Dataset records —
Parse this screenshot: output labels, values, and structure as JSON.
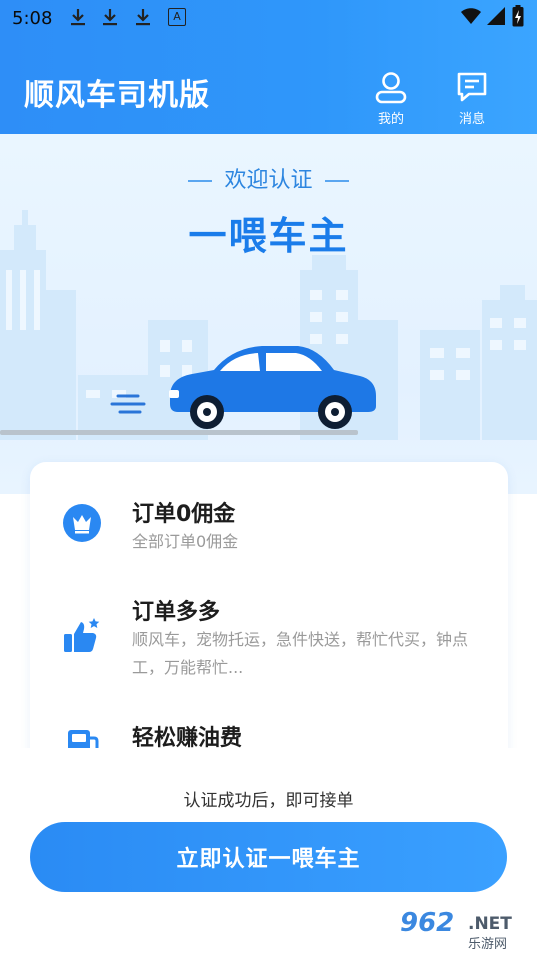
{
  "status_bar": {
    "time": "5:08",
    "notification_icons": [
      "download-icon",
      "download-icon",
      "download-icon",
      "translate-icon"
    ],
    "system_icons": [
      "wifi-icon",
      "signal-icon",
      "battery-charging-icon"
    ]
  },
  "header": {
    "title": "顺风车司机版",
    "mine_label": "我的",
    "messages_label": "消息",
    "gradient_color": "#2E8EF7"
  },
  "hero": {
    "welcome": "欢迎认证",
    "title": "一喂车主",
    "car_color": "#1E78E6"
  },
  "features": [
    {
      "icon": "crown-icon",
      "title": "订单0佣金",
      "desc": "全部订单0佣金"
    },
    {
      "icon": "thumbs-up-icon",
      "title": "订单多多",
      "desc": "顺风车，宠物托运，急件快送，帮忙代买，钟点工，万能帮忙..."
    },
    {
      "icon": "fuel-icon",
      "title": "轻松赚油费",
      "desc": ""
    }
  ],
  "bottom": {
    "hint": "认证成功后，即可接单",
    "cta_label": "立即认证一喂车主"
  },
  "watermark": {
    "brand": "962",
    "net": ".NET",
    "site": "乐游网"
  }
}
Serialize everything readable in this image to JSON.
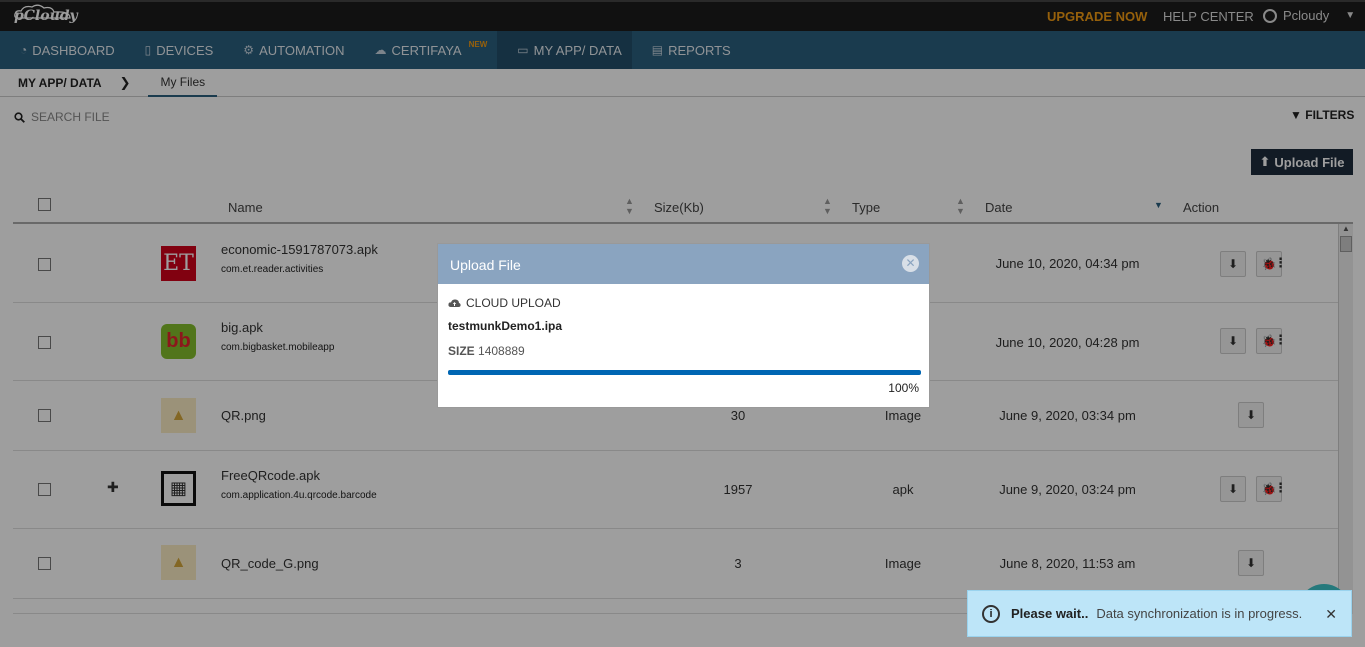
{
  "brand": {
    "logo_text": "pCloudy"
  },
  "topbar": {
    "upgrade": "UPGRADE NOW",
    "help": "HELP CENTER",
    "user": "Pcloudy"
  },
  "nav": [
    {
      "label": "DASHBOARD",
      "icon": "dashboard-icon"
    },
    {
      "label": "DEVICES",
      "icon": "mobile-icon"
    },
    {
      "label": "AUTOMATION",
      "icon": "gears-icon"
    },
    {
      "label": "CERTIFAYA",
      "icon": "cloud-icon",
      "badge": "NEW"
    },
    {
      "label": "MY APP/ DATA",
      "icon": "folder-icon",
      "active": true
    },
    {
      "label": "REPORTS",
      "icon": "report-icon"
    }
  ],
  "breadcrumb": {
    "root": "MY APP/ DATA",
    "current": "My Files"
  },
  "search": {
    "placeholder": "SEARCH FILE"
  },
  "filters": "FILTERS",
  "upload_button": "Upload File",
  "table": {
    "headers": {
      "name": "Name",
      "size": "Size(Kb)",
      "type": "Type",
      "date": "Date",
      "action": "Action"
    },
    "rows": [
      {
        "name": "economic-1591787073.apk",
        "package": "com.et.reader.activities",
        "size": "",
        "type": "",
        "date": "June 10, 2020, 04:34 pm",
        "thumb": "et-logo"
      },
      {
        "name": "big.apk",
        "package": "com.bigbasket.mobileapp",
        "size": "",
        "type": "",
        "date": "June 10, 2020, 04:28 pm",
        "thumb": "bb-logo"
      },
      {
        "name": "QR.png",
        "package": "",
        "size": "30",
        "type": "Image",
        "date": "June 9, 2020, 03:34 pm",
        "thumb": "image"
      },
      {
        "name": "FreeQRcode.apk",
        "package": "com.application.4u.qrcode.barcode",
        "size": "1957",
        "type": "apk",
        "date": "June 9, 2020, 03:24 pm",
        "thumb": "qr"
      },
      {
        "name": "QR_code_G.png",
        "package": "",
        "size": "3",
        "type": "Image",
        "date": "June 8, 2020, 11:53 am",
        "thumb": "image"
      }
    ]
  },
  "modal": {
    "title": "Upload File",
    "source": "CLOUD UPLOAD",
    "filename": "testmunkDemo1.ipa",
    "size_label": "SIZE",
    "size_value": "1408889",
    "progress": 1.0,
    "progress_text": "100%"
  },
  "toast": {
    "title": "Please wait..",
    "message": "Data synchronization is in progress."
  },
  "colors": {
    "nav": "#2b5f7f",
    "accent": "#f39c12",
    "progress": "#0066b3",
    "toast": "#bde5f8"
  }
}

To be done — Every entry above needs to be retyped exactly; drop the pictures.

Solution to this problem —
Parse this screenshot: output labels, values, and structure as JSON.
{
  "status_bar": {
    "time": "5:08",
    "notification_icons": [
      "download-icon",
      "download-icon",
      "download-icon",
      "translate-icon"
    ],
    "system_icons": [
      "wifi-icon",
      "signal-icon",
      "battery-charging-icon"
    ]
  },
  "header": {
    "title": "顺风车司机版",
    "mine_label": "我的",
    "messages_label": "消息",
    "gradient_color": "#2E8EF7"
  },
  "hero": {
    "welcome": "欢迎认证",
    "title": "一喂车主",
    "car_color": "#1E78E6"
  },
  "features": [
    {
      "icon": "crown-icon",
      "title": "订单0佣金",
      "desc": "全部订单0佣金"
    },
    {
      "icon": "thumbs-up-icon",
      "title": "订单多多",
      "desc": "顺风车，宠物托运，急件快送，帮忙代买，钟点工，万能帮忙..."
    },
    {
      "icon": "fuel-icon",
      "title": "轻松赚油费",
      "desc": ""
    }
  ],
  "bottom": {
    "hint": "认证成功后，即可接单",
    "cta_label": "立即认证一喂车主"
  },
  "watermark": {
    "brand": "962",
    "net": ".NET",
    "site": "乐游网"
  }
}
Serialize everything readable in this image to JSON.
{
  "brand": {
    "logo_text": "pCloudy"
  },
  "topbar": {
    "upgrade": "UPGRADE NOW",
    "help": "HELP CENTER",
    "user": "Pcloudy"
  },
  "nav": [
    {
      "label": "DASHBOARD",
      "icon": "dashboard-icon"
    },
    {
      "label": "DEVICES",
      "icon": "mobile-icon"
    },
    {
      "label": "AUTOMATION",
      "icon": "gears-icon"
    },
    {
      "label": "CERTIFAYA",
      "icon": "cloud-icon",
      "badge": "NEW"
    },
    {
      "label": "MY APP/ DATA",
      "icon": "folder-icon",
      "active": true
    },
    {
      "label": "REPORTS",
      "icon": "report-icon"
    }
  ],
  "breadcrumb": {
    "root": "MY APP/ DATA",
    "current": "My Files"
  },
  "search": {
    "placeholder": "SEARCH FILE"
  },
  "filters": "FILTERS",
  "upload_button": "Upload File",
  "table": {
    "headers": {
      "name": "Name",
      "size": "Size(Kb)",
      "type": "Type",
      "date": "Date",
      "action": "Action"
    },
    "rows": [
      {
        "name": "economic-1591787073.apk",
        "package": "com.et.reader.activities",
        "size": "",
        "type": "",
        "date": "June 10, 2020, 04:34 pm",
        "thumb": "et-logo"
      },
      {
        "name": "big.apk",
        "package": "com.bigbasket.mobileapp",
        "size": "",
        "type": "",
        "date": "June 10, 2020, 04:28 pm",
        "thumb": "bb-logo"
      },
      {
        "name": "QR.png",
        "package": "",
        "size": "30",
        "type": "Image",
        "date": "June 9, 2020, 03:34 pm",
        "thumb": "image"
      },
      {
        "name": "FreeQRcode.apk",
        "package": "com.application.4u.qrcode.barcode",
        "size": "1957",
        "type": "apk",
        "date": "June 9, 2020, 03:24 pm",
        "thumb": "qr"
      },
      {
        "name": "QR_code_G.png",
        "package": "",
        "size": "3",
        "type": "Image",
        "date": "June 8, 2020, 11:53 am",
        "thumb": "image"
      }
    ]
  },
  "modal": {
    "title": "Upload File",
    "source": "CLOUD UPLOAD",
    "filename": "testmunkDemo1.ipa",
    "size_label": "SIZE",
    "size_value": "1408889",
    "progress": 1.0,
    "progress_text": "100%"
  },
  "toast": {
    "title": "Please wait..",
    "message": "Data synchronization is in progress."
  },
  "colors": {
    "nav": "#2b5f7f",
    "accent": "#f39c12",
    "progress": "#0066b3",
    "toast": "#bde5f8"
  }
}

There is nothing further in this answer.